Objective
Please give the count of lines holding the string "battery" and nothing besides.

Collected data entries
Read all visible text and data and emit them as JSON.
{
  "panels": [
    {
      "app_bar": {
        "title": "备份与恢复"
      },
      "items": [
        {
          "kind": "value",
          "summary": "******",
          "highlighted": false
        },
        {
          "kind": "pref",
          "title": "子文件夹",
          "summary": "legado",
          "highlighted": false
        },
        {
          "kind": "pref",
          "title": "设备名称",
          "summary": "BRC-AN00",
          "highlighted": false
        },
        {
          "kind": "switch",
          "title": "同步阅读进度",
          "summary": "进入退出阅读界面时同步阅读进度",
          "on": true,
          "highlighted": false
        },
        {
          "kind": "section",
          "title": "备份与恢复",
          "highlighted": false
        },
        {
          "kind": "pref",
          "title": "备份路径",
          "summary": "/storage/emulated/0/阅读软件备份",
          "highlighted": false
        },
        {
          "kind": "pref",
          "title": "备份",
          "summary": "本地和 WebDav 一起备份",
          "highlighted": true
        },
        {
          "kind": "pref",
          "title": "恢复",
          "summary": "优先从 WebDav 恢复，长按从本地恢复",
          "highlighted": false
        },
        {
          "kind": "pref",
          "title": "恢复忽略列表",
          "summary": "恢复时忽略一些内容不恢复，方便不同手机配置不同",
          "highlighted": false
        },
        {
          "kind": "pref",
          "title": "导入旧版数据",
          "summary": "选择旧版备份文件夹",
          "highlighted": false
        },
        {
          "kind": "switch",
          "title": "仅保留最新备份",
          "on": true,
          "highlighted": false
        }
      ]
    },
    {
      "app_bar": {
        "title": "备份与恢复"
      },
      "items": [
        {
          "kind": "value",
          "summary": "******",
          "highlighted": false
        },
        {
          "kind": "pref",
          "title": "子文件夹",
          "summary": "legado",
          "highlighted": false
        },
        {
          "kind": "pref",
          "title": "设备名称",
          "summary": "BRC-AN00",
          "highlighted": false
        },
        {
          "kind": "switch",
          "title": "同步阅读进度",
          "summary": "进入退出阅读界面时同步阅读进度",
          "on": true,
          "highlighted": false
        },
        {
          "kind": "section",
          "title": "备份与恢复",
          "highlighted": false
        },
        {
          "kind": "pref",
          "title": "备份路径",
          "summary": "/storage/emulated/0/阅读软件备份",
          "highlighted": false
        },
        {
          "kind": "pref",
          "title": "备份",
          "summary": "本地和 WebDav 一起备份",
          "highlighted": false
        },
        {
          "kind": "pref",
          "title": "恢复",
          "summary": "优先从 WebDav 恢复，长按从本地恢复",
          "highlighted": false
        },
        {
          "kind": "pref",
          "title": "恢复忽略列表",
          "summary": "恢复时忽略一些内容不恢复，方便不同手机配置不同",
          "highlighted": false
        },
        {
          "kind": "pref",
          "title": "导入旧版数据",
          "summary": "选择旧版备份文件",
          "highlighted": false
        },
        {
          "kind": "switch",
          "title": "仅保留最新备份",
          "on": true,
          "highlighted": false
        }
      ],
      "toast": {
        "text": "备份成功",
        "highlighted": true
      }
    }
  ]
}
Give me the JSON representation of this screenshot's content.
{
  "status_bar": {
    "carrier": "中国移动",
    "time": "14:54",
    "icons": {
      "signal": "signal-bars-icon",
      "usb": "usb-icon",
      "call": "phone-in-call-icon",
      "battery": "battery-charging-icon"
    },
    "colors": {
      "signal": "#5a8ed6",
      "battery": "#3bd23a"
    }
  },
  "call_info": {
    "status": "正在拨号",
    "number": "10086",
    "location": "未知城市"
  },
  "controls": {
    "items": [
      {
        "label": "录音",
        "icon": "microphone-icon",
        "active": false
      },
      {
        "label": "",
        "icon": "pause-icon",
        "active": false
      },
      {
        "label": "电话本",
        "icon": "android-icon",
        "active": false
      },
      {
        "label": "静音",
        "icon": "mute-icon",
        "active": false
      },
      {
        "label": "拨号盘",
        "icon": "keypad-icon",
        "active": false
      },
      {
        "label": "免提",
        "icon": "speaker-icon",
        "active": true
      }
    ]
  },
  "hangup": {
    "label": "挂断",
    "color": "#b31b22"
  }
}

The response
2